EXTRACTED INFORMATION:
---+---
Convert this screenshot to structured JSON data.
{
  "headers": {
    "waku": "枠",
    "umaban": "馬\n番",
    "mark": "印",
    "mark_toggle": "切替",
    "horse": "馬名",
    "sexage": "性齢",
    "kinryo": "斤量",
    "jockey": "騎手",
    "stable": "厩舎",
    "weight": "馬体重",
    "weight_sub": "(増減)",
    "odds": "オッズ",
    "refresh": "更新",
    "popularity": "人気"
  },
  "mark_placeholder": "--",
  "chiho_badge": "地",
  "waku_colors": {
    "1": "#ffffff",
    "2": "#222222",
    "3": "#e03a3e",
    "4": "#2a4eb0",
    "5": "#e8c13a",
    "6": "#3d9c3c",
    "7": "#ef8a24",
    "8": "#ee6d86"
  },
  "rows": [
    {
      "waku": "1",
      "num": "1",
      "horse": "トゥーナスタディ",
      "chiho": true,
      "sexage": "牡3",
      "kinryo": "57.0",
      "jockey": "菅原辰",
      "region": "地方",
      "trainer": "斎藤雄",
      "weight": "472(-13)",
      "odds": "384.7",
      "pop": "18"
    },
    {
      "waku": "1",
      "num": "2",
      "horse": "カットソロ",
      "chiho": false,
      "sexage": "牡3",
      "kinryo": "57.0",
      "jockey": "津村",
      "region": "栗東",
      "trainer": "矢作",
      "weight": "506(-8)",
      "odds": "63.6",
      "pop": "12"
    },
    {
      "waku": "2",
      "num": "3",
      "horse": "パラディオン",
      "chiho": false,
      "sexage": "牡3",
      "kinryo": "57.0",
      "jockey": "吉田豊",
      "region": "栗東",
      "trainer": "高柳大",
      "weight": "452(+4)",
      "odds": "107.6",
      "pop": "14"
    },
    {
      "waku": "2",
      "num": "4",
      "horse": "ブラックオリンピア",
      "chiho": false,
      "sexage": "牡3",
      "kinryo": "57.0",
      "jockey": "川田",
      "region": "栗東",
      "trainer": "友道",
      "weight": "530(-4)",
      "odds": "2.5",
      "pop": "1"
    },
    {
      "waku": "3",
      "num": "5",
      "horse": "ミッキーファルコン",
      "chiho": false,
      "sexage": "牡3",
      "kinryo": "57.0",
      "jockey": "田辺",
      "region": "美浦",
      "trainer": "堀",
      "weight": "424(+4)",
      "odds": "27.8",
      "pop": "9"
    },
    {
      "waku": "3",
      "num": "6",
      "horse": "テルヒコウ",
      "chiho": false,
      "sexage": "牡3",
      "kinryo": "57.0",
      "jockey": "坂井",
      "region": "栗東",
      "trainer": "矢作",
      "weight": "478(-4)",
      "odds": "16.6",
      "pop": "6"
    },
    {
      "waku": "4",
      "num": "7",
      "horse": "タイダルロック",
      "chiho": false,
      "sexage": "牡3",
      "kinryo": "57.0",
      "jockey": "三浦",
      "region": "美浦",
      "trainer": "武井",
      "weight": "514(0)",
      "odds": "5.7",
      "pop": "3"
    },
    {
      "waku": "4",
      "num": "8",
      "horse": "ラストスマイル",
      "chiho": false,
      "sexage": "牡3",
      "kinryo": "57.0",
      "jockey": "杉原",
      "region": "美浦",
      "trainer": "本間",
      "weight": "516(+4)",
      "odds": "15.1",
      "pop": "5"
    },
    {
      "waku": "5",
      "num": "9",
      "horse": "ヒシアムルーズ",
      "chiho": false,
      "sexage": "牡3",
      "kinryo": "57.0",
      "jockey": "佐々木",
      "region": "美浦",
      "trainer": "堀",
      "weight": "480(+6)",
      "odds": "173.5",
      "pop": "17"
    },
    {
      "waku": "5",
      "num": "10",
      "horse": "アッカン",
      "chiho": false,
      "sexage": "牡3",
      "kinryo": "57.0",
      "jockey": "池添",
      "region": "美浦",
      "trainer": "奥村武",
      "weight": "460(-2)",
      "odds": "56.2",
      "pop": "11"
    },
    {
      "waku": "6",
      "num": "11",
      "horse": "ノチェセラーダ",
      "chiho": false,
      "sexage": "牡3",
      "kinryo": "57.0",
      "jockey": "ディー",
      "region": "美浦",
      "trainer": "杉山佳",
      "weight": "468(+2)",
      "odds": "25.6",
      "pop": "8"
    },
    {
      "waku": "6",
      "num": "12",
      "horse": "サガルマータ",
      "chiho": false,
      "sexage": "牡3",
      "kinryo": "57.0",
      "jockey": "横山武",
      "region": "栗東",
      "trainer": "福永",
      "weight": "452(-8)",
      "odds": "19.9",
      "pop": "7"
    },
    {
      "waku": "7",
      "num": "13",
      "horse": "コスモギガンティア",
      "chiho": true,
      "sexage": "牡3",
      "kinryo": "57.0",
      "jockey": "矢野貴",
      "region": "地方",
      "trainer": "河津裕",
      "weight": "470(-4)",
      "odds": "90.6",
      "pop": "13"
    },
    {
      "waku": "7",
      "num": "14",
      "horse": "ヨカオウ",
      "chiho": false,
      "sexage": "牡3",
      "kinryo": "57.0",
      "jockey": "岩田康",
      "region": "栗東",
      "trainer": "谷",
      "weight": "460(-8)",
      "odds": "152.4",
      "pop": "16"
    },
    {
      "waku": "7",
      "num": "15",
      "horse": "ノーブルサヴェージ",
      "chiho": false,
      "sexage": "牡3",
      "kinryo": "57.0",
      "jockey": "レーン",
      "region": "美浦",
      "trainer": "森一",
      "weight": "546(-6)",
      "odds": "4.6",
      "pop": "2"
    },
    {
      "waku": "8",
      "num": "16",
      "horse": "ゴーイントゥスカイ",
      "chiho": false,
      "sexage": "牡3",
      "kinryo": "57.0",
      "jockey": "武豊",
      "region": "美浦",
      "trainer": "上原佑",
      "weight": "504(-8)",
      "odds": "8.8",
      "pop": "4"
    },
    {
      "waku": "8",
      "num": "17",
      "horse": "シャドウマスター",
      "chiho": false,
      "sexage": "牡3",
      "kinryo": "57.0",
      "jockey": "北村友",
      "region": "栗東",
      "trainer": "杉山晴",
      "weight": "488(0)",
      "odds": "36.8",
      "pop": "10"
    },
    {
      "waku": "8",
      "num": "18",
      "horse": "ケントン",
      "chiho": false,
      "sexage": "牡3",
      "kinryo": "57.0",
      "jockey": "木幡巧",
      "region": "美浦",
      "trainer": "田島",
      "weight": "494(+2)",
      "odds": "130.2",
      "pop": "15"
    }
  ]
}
---+---
YOUR GOAL: Reproduce the material verbatim, line by line.

ANSWER FOR THE TASK:
Convert this screenshot to structured JSON data.
{
  "headers": {
    "waku": "枠",
    "umaban": "馬\n番",
    "mark": "印",
    "mark_toggle": "切替",
    "horse": "馬名",
    "sexage": "性齢",
    "kinryo": "斤量",
    "jockey": "騎手",
    "stable": "厩舎",
    "weight": "馬体重",
    "weight_sub": "(増減)",
    "odds": "オッズ",
    "refresh": "更新",
    "popularity": "人気"
  },
  "mark_placeholder": "--",
  "chiho_badge": "地",
  "waku_colors": {
    "1": "#ffffff",
    "2": "#222222",
    "3": "#e03a3e",
    "4": "#2a4eb0",
    "5": "#e8c13a",
    "6": "#3d9c3c",
    "7": "#ef8a24",
    "8": "#ee6d86"
  },
  "rows": [
    {
      "waku": "1",
      "num": "1",
      "horse": "トゥーナスタディ",
      "chiho": true,
      "sexage": "牡3",
      "kinryo": "57.0",
      "jockey": "菅原辰",
      "region": "地方",
      "trainer": "斎藤雄",
      "weight": "472(-13)",
      "odds": "384.7",
      "pop": "18"
    },
    {
      "waku": "1",
      "num": "2",
      "horse": "カットソロ",
      "chiho": false,
      "sexage": "牡3",
      "kinryo": "57.0",
      "jockey": "津村",
      "region": "栗東",
      "trainer": "矢作",
      "weight": "506(-8)",
      "odds": "63.6",
      "pop": "12"
    },
    {
      "waku": "2",
      "num": "3",
      "horse": "パラディオン",
      "chiho": false,
      "sexage": "牡3",
      "kinryo": "57.0",
      "jockey": "吉田豊",
      "region": "栗東",
      "trainer": "高柳大",
      "weight": "452(+4)",
      "odds": "107.6",
      "pop": "14"
    },
    {
      "waku": "2",
      "num": "4",
      "horse": "ブラックオリンピア",
      "chiho": false,
      "sexage": "牡3",
      "kinryo": "57.0",
      "jockey": "川田",
      "region": "栗東",
      "trainer": "友道",
      "weight": "530(-4)",
      "odds": "2.5",
      "pop": "1"
    },
    {
      "waku": "3",
      "num": "5",
      "horse": "ミッキーファルコン",
      "chiho": false,
      "sexage": "牡3",
      "kinryo": "57.0",
      "jockey": "田辺",
      "region": "美浦",
      "trainer": "堀",
      "weight": "424(+4)",
      "odds": "27.8",
      "pop": "9"
    },
    {
      "waku": "3",
      "num": "6",
      "horse": "テルヒコウ",
      "chiho": false,
      "sexage": "牡3",
      "kinryo": "57.0",
      "jockey": "坂井",
      "region": "栗東",
      "trainer": "矢作",
      "weight": "478(-4)",
      "odds": "16.6",
      "pop": "6"
    },
    {
      "waku": "4",
      "num": "7",
      "horse": "タイダルロック",
      "chiho": false,
      "sexage": "牡3",
      "kinryo": "57.0",
      "jockey": "三浦",
      "region": "美浦",
      "trainer": "武井",
      "weight": "514(0)",
      "odds": "5.7",
      "pop": "3"
    },
    {
      "waku": "4",
      "num": "8",
      "horse": "ラストスマイル",
      "chiho": false,
      "sexage": "牡3",
      "kinryo": "57.0",
      "jockey": "杉原",
      "region": "美浦",
      "trainer": "本間",
      "weight": "516(+4)",
      "odds": "15.1",
      "pop": "5"
    },
    {
      "waku": "5",
      "num": "9",
      "horse": "ヒシアムルーズ",
      "chiho": false,
      "sexage": "牡3",
      "kinryo": "57.0",
      "jockey": "佐々木",
      "region": "美浦",
      "trainer": "堀",
      "weight": "480(+6)",
      "odds": "173.5",
      "pop": "17"
    },
    {
      "waku": "5",
      "num": "10",
      "horse": "アッカン",
      "chiho": false,
      "sexage": "牡3",
      "kinryo": "57.0",
      "jockey": "池添",
      "region": "美浦",
      "trainer": "奥村武",
      "weight": "460(-2)",
      "odds": "56.2",
      "pop": "11"
    },
    {
      "waku": "6",
      "num": "11",
      "horse": "ノチェセラーダ",
      "chiho": false,
      "sexage": "牡3",
      "kinryo": "57.0",
      "jockey": "ディー",
      "region": "美浦",
      "trainer": "杉山佳",
      "weight": "468(+2)",
      "odds": "25.6",
      "pop": "8"
    },
    {
      "waku": "6",
      "num": "12",
      "horse": "サガルマータ",
      "chiho": false,
      "sexage": "牡3",
      "kinryo": "57.0",
      "jockey": "横山武",
      "region": "栗東",
      "trainer": "福永",
      "weight": "452(-8)",
      "odds": "19.9",
      "pop": "7"
    },
    {
      "waku": "7",
      "num": "13",
      "horse": "コスモギガンティア",
      "chiho": true,
      "sexage": "牡3",
      "kinryo": "57.0",
      "jockey": "矢野貴",
      "region": "地方",
      "trainer": "河津裕",
      "weight": "470(-4)",
      "odds": "90.6",
      "pop": "13"
    },
    {
      "waku": "7",
      "num": "14",
      "horse": "ヨカオウ",
      "chiho": false,
      "sexage": "牡3",
      "kinryo": "57.0",
      "jockey": "岩田康",
      "region": "栗東",
      "trainer": "谷",
      "weight": "460(-8)",
      "odds": "152.4",
      "pop": "16"
    },
    {
      "waku": "7",
      "num": "15",
      "horse": "ノーブルサヴェージ",
      "chiho": false,
      "sexage": "牡3",
      "kinryo": "57.0",
      "jockey": "レーン",
      "region": "美浦",
      "trainer": "森一",
      "weight": "546(-6)",
      "odds": "4.6",
      "pop": "2"
    },
    {
      "waku": "8",
      "num": "16",
      "horse": "ゴーイントゥスカイ",
      "chiho": false,
      "sexage": "牡3",
      "kinryo": "57.0",
      "jockey": "武豊",
      "region": "美浦",
      "trainer": "上原佑",
      "weight": "504(-8)",
      "odds": "8.8",
      "pop": "4"
    },
    {
      "waku": "8",
      "num": "17",
      "horse": "シャドウマスター",
      "chiho": false,
      "sexage": "牡3",
      "kinryo": "57.0",
      "jockey": "北村友",
      "region": "栗東",
      "trainer": "杉山晴",
      "weight": "488(0)",
      "odds": "36.8",
      "pop": "10"
    },
    {
      "waku": "8",
      "num": "18",
      "horse": "ケントン",
      "chiho": false,
      "sexage": "牡3",
      "kinryo": "57.0",
      "jockey": "木幡巧",
      "region": "美浦",
      "trainer": "田島",
      "weight": "494(+2)",
      "odds": "130.2",
      "pop": "15"
    }
  ]
}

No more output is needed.